Given entries —
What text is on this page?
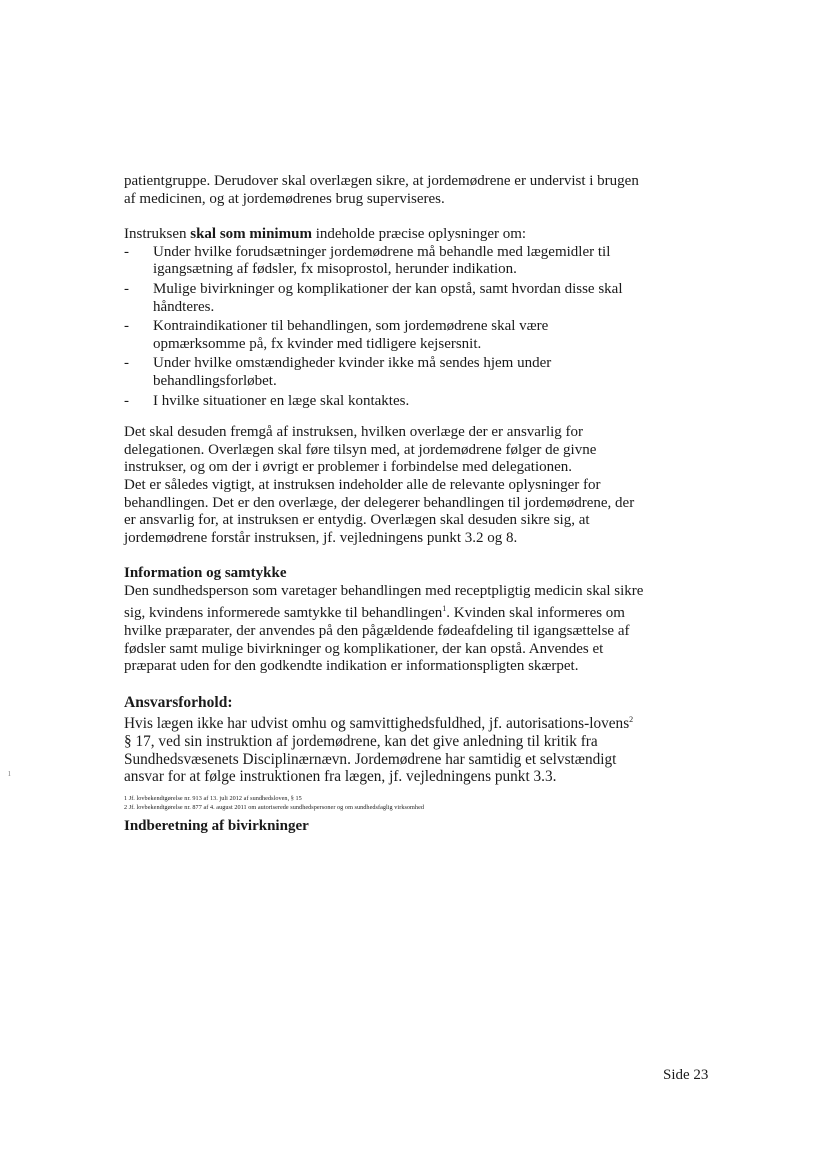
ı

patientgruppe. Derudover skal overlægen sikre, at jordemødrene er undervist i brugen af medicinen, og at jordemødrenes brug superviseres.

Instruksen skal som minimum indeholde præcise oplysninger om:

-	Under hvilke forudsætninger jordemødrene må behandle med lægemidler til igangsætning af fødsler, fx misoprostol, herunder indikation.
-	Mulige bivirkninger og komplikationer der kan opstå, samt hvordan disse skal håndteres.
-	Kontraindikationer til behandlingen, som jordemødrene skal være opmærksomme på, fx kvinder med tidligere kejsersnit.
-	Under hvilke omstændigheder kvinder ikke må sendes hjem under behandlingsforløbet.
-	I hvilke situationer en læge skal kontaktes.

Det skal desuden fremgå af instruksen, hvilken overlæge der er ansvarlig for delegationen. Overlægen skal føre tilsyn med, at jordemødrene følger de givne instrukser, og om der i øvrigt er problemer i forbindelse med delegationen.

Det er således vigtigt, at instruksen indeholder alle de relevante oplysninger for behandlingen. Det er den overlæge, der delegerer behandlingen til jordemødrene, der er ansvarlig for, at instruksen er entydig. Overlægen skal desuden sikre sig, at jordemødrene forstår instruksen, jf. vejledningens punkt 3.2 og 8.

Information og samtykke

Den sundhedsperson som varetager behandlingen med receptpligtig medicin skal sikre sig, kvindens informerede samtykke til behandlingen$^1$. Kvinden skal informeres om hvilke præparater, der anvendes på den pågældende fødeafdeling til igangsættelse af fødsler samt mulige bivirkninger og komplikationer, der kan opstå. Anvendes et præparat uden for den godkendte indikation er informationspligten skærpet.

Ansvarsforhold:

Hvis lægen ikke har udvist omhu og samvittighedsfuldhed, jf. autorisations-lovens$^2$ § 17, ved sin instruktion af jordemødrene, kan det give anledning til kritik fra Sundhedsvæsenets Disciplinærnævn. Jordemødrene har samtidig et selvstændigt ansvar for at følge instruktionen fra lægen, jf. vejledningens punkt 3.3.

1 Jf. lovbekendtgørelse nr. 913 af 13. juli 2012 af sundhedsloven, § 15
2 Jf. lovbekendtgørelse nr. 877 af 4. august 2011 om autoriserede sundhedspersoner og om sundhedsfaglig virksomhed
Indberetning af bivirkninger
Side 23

What to do — Copy out every line of the data that includes the word "kvinder".

Answer to this task —
-	Kontraindikationer til behandlingen, som jordemødrene skal være opmærksomme på, fx kvinder med tidligere kejsersnit.
-	Under hvilke omstændigheder kvinder ikke må sendes hjem under behandlingsforløbet.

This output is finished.